→ KUTIPAN TERPILIH:
┌──
Romantic

Romantic
Cinta dan Harapan

Senin, 04 Juli 2011

Inspirasi atas Kegelisahan
Oleh : Deramsyar
Salam pergerakan !

Semangat pergerakan akan terlahir dari jiwa_jiwa yang bergerak,gerak dalam artian merubah keadaan yang stagnan menjadi dinamis< dari ruang kegelisahan yang menginginkan perubahan kearah yang lebih baik. Dengan berpeganag pada komitmen untuk mengemban amanah struktural maupun kultural sebagai perwujudan dari visi misi gerakan, yakni terlahirnya militansi kader dari dinamika komunitas PMII yang ada agar mampu menyikapi realitas sosial yang sudah menggila sebagai wujud kongkrit kiprah PMII untuk bangsa dan Negara.
Berangkat dari sebuah realitas diatas, kami pun menyadari akan sebauh proses yang harus dijalani, karena kami pun menyakini sebuah idealitas tidak akan pernah terwujud tanpa adanya aktifitas yang kongkrit.
“Ruang Inspirasi atas Kegelisahan menjadi semangat baru untuk bergerak maju mendobrak sendi-sendi neo-liberalisme.”
└──
→ TUGAS LATIHAN: Dalam tulisan tentang semangat pergerakan PMII, apa yang hendak didobrak oleh semangat baru untuk bergerak maju?

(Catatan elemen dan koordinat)
┌──
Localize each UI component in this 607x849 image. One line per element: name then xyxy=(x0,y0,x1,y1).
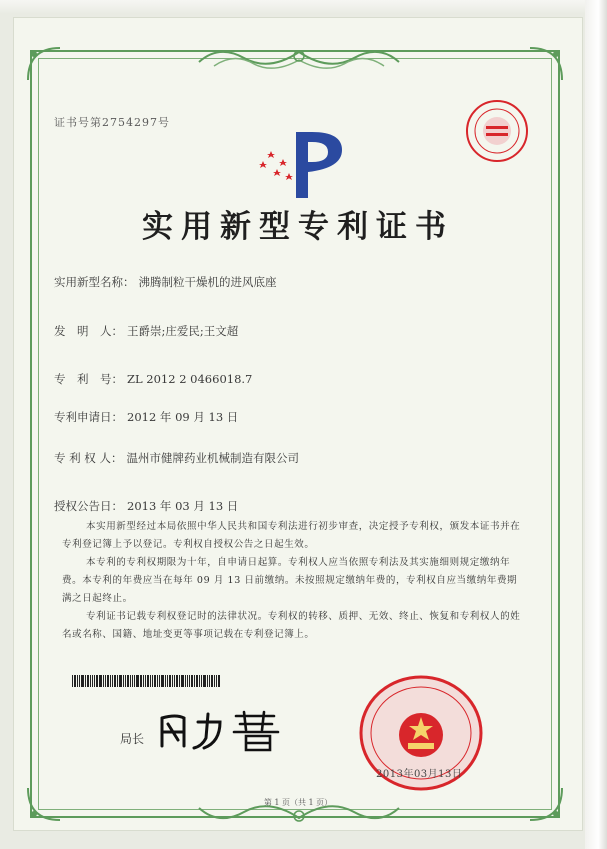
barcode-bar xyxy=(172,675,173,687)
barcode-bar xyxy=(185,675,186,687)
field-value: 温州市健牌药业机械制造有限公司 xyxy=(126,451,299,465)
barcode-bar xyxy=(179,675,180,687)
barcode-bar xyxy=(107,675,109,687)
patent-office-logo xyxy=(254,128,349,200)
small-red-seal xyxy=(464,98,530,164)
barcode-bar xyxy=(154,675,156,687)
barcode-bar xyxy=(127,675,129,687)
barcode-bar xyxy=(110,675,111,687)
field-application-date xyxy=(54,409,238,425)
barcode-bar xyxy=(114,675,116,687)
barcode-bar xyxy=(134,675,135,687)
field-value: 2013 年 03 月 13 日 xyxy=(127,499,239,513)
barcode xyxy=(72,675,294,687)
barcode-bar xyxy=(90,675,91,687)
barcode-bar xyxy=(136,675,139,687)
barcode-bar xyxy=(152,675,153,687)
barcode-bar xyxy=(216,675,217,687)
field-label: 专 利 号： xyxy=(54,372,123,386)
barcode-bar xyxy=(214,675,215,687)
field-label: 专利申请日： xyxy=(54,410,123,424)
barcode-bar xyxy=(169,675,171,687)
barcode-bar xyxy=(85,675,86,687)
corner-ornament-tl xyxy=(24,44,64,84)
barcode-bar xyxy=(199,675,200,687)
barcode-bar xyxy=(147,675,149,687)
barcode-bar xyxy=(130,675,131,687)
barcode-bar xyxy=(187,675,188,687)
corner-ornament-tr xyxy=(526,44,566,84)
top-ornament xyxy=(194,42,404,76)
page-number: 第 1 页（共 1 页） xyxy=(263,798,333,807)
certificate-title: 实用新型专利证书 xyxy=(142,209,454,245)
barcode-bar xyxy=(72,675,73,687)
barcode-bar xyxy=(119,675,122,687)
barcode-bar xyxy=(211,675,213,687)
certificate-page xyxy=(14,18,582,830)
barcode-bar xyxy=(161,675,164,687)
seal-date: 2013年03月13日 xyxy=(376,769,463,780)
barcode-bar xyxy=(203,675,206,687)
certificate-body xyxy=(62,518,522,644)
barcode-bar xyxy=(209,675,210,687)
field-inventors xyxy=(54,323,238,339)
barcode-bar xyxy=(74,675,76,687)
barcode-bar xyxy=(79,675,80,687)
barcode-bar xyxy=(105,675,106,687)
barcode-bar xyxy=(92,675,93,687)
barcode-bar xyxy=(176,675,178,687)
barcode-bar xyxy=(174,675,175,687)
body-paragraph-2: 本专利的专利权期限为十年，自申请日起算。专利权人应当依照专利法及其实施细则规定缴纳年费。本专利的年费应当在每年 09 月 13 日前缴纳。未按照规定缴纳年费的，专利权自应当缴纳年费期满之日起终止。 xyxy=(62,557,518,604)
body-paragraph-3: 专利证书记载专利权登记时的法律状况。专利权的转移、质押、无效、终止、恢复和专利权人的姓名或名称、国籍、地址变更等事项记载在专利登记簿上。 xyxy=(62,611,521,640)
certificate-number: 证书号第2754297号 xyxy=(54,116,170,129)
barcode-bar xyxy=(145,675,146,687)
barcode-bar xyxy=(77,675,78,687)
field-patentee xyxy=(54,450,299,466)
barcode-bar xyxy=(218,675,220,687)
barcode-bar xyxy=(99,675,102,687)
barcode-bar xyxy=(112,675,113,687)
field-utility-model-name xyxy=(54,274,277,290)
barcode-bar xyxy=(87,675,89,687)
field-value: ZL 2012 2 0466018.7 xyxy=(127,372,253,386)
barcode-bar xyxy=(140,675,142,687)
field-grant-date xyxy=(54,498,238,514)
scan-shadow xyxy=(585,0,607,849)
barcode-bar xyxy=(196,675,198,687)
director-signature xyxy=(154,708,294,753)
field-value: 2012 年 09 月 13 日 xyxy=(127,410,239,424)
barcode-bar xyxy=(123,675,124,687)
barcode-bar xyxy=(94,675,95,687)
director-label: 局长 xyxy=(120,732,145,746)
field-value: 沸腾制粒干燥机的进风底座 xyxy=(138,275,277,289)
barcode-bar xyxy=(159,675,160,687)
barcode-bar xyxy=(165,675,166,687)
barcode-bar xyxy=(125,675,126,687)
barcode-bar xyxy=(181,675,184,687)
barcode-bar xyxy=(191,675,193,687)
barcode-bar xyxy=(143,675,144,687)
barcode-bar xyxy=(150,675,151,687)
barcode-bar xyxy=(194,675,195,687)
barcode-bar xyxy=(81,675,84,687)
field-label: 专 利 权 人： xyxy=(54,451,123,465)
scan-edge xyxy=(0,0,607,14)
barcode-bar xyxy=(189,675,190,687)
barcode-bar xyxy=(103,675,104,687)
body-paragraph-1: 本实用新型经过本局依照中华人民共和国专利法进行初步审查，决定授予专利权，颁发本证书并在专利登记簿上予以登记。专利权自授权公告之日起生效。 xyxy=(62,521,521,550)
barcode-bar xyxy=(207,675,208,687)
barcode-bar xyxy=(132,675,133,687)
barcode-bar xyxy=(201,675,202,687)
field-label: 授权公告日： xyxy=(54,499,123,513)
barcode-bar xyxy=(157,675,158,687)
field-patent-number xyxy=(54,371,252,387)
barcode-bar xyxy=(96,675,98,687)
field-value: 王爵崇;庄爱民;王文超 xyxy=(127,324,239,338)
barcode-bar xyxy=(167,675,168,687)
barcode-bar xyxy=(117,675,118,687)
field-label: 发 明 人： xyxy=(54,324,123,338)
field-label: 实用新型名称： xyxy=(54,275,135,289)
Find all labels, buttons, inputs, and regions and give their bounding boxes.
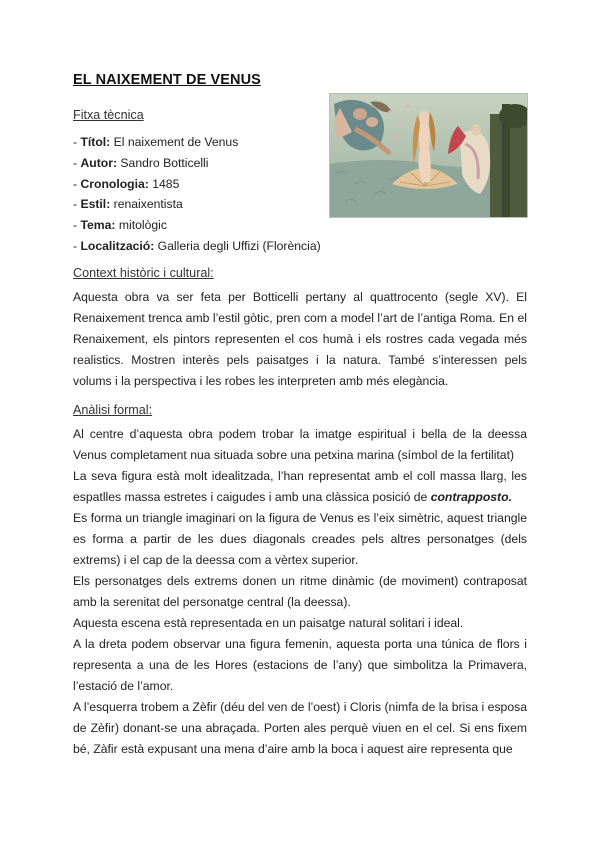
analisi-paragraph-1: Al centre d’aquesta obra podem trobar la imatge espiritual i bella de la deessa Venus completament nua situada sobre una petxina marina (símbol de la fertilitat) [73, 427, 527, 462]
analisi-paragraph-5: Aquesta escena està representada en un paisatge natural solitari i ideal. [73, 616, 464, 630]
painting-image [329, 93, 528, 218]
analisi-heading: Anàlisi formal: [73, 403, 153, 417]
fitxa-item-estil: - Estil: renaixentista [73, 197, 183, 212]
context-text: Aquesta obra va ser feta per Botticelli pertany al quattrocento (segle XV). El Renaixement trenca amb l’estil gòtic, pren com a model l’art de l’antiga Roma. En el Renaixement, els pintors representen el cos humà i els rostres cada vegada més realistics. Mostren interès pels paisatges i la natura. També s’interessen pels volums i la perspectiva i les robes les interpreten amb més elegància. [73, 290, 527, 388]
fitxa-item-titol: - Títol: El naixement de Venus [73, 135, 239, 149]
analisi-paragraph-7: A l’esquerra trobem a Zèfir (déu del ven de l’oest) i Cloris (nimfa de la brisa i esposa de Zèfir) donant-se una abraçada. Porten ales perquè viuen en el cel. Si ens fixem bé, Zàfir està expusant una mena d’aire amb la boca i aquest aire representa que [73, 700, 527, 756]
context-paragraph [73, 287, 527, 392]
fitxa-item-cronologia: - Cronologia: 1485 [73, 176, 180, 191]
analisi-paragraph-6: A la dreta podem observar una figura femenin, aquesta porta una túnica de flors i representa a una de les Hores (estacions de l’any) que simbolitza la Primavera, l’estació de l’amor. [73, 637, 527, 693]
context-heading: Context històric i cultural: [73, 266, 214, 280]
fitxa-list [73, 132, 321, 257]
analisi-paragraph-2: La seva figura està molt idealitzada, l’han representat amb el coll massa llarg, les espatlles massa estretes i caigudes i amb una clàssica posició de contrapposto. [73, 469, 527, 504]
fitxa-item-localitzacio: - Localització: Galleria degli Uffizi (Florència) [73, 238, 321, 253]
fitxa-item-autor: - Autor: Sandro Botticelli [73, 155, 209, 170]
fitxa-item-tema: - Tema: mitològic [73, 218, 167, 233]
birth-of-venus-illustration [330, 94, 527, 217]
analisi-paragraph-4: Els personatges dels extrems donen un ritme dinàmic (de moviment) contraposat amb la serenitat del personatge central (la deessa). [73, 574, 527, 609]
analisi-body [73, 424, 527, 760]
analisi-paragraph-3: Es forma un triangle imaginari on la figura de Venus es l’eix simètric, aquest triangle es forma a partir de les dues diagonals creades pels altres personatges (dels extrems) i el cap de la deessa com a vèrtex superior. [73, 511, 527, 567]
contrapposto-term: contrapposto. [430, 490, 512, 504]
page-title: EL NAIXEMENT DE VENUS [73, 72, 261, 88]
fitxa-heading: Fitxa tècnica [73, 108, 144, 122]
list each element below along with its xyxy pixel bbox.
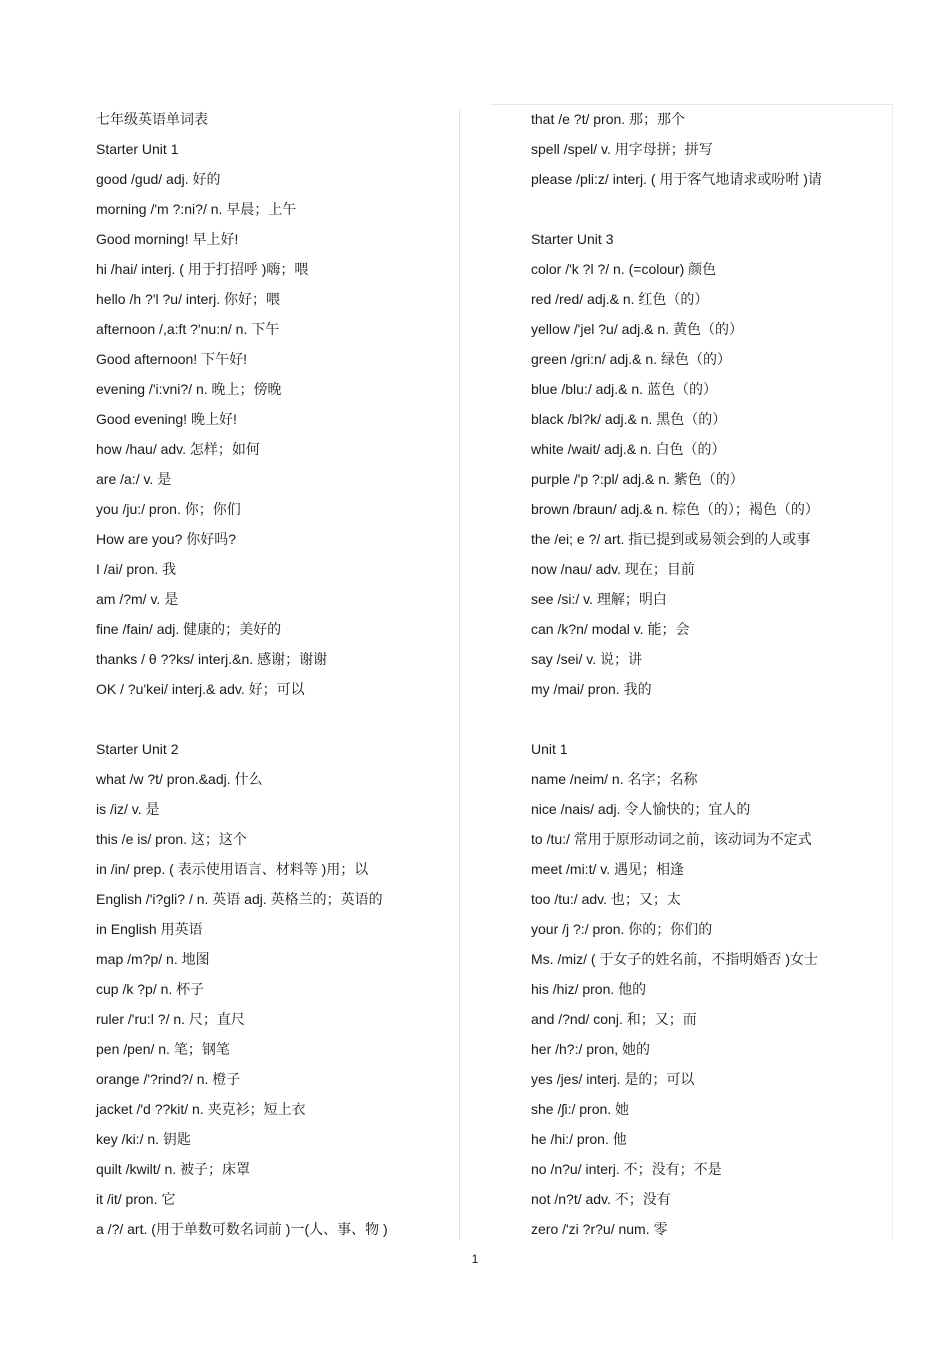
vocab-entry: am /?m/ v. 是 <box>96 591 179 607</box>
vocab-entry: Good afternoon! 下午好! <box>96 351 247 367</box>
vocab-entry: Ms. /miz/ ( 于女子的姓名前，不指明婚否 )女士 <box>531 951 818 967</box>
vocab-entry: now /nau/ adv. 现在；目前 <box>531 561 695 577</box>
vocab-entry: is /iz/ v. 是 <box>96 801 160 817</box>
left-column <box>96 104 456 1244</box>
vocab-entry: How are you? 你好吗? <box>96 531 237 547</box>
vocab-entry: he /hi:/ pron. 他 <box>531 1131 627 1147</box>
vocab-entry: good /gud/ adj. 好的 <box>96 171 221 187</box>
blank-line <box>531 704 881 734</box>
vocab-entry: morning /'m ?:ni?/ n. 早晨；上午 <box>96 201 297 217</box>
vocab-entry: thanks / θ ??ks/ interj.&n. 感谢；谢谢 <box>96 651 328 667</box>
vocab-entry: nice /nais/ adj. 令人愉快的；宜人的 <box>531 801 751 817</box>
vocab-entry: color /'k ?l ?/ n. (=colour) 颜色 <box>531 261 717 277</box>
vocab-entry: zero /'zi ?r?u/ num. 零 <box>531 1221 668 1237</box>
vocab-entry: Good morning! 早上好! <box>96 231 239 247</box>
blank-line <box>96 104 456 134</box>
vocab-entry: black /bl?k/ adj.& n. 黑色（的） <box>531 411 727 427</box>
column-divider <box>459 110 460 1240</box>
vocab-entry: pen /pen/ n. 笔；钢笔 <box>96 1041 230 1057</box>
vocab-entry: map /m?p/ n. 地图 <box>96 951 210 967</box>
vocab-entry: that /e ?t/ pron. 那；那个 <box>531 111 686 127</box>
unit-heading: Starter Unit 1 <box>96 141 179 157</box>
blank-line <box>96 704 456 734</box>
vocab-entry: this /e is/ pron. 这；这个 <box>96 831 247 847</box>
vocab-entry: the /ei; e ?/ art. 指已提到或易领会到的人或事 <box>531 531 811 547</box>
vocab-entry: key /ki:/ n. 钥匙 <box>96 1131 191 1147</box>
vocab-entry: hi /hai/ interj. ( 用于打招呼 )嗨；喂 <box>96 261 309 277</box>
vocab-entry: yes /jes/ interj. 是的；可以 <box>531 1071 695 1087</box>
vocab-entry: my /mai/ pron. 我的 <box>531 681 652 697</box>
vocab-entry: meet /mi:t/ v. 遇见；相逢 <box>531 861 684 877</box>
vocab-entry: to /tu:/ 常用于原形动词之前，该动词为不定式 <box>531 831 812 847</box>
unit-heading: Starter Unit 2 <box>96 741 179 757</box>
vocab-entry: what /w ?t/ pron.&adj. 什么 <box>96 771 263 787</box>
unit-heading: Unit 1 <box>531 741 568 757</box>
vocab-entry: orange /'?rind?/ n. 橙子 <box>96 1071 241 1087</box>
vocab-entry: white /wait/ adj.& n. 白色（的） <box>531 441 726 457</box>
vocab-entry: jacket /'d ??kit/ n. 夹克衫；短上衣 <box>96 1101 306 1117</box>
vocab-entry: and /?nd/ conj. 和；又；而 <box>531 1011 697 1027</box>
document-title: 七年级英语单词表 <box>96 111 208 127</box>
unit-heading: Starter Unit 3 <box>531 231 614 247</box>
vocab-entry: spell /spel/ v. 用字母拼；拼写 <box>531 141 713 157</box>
└──
→ HASIL LATIHAN: Semangat baru itu hendak mendobrak sendi-sendi neo-liberalisme.